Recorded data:

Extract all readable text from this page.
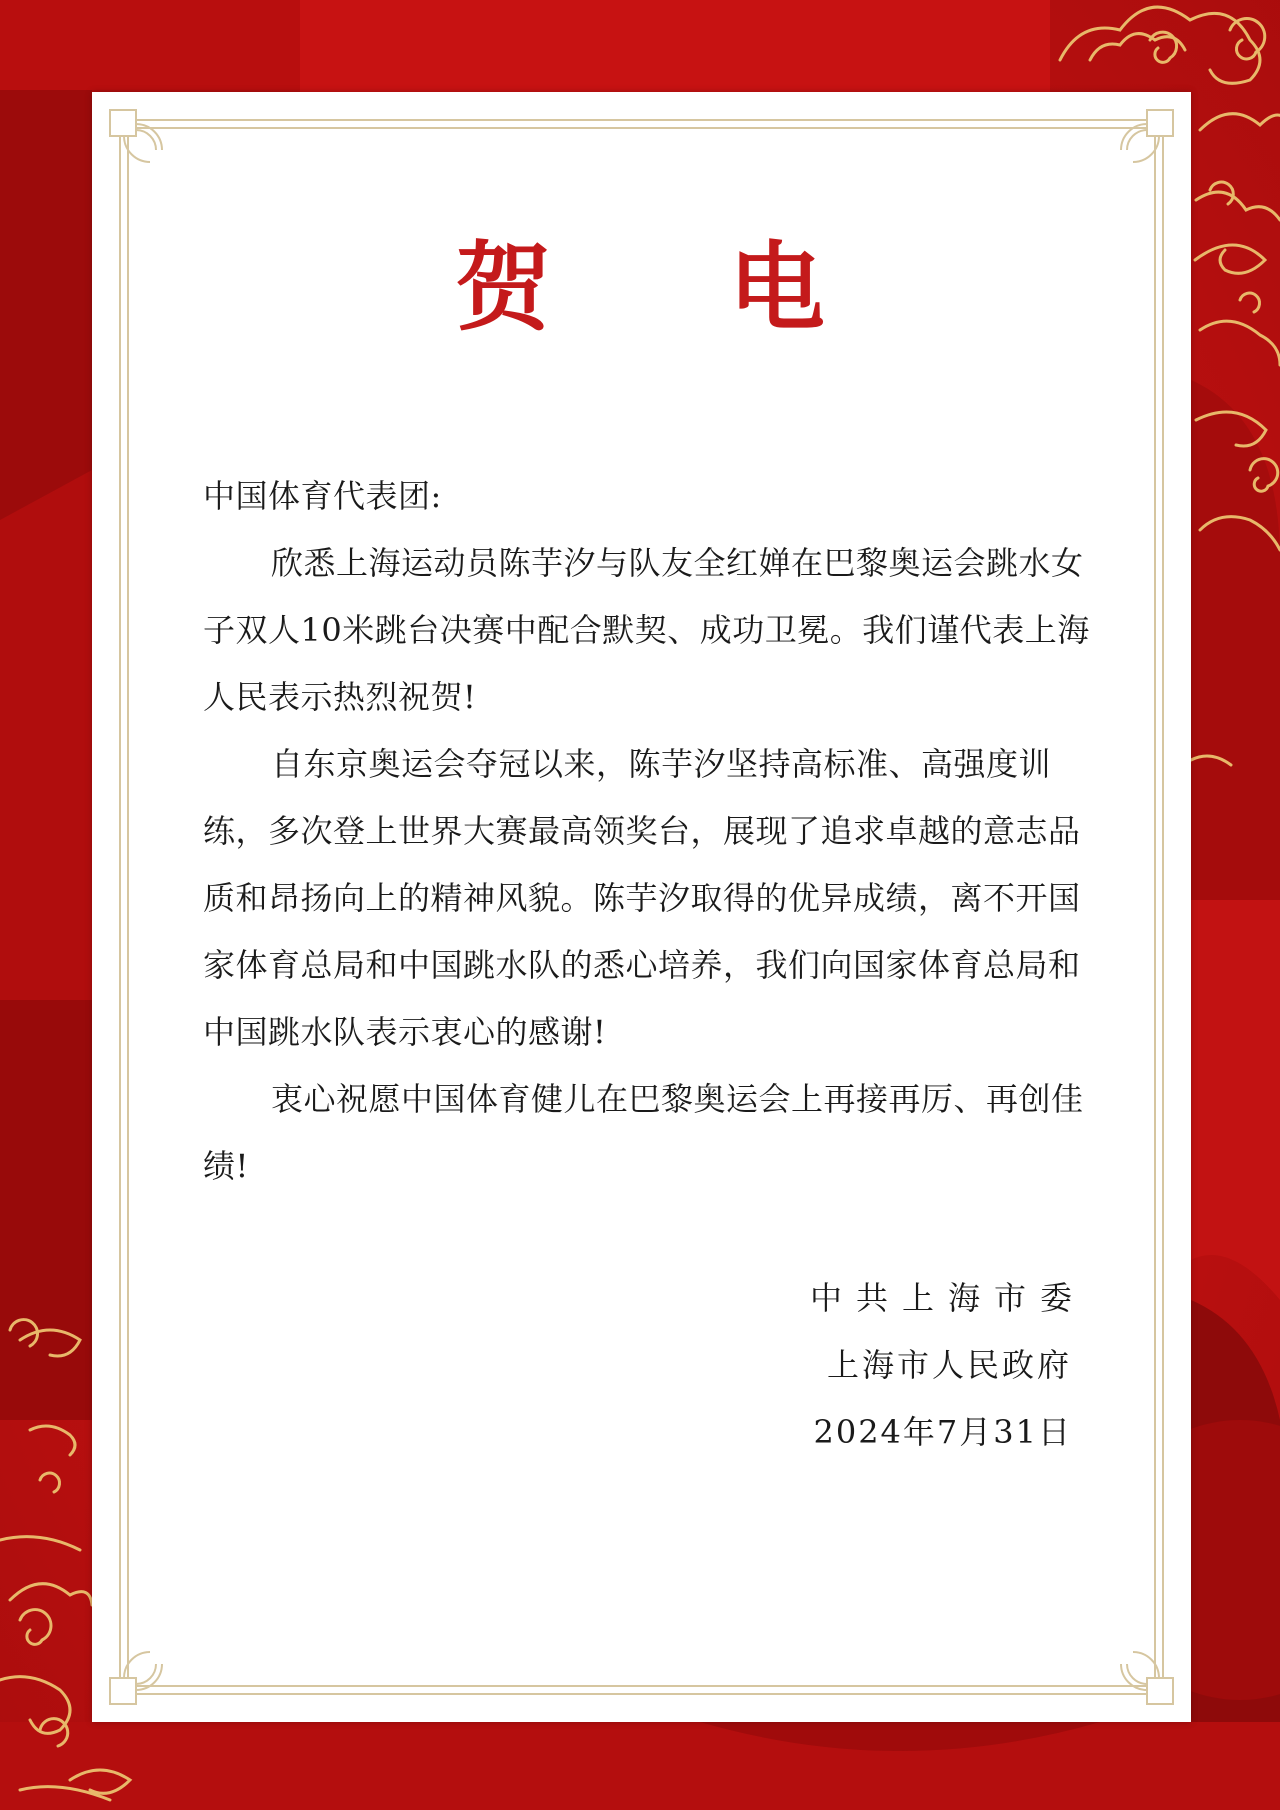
贺 电

中国体育代表团:

欣悉上海运动员陈芋汐与队友全红婵在巴黎奥运会跳水女子双人10米跳台决赛中配合默契、成功卫冕。我们谨代表上海人民表示热烈祝贺!

自东京奥运会夺冠以来，陈芋汐坚持高标准、高强度训练，多次登上世界大赛最高领奖台，展现了追求卓越的意志品质和昂扬向上的精神风貌。陈芋汐取得的优异成绩，离不开国家体育总局和中国跳水队的悉心培养，我们向国家体育总局和中国跳水队表示衷心的感谢!

衷心祝愿中国体育健儿在巴黎奥运会上再接再厉、再创佳绩!

中共上海市委
上海市人民政府
2024年7月31日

## Goal of the exercise
Omit the pictures, then output the rest of the listing exactly.

## Task output
Extract all readable text from this page.
贺 电

中国体育代表团:

欣悉上海运动员陈芋汐与队友全红婵在巴黎奥运会跳水女子双人10米跳台决赛中配合默契、成功卫冕。我们谨代表上海人民表示热烈祝贺!

自东京奥运会夺冠以来，陈芋汐坚持高标准、高强度训练，多次登上世界大赛最高领奖台，展现了追求卓越的意志品质和昂扬向上的精神风貌。陈芋汐取得的优异成绩，离不开国家体育总局和中国跳水队的悉心培养，我们向国家体育总局和中国跳水队表示衷心的感谢!

衷心祝愿中国体育健儿在巴黎奥运会上再接再厉、再创佳绩!

中共上海市委
上海市人民政府
2024年7月31日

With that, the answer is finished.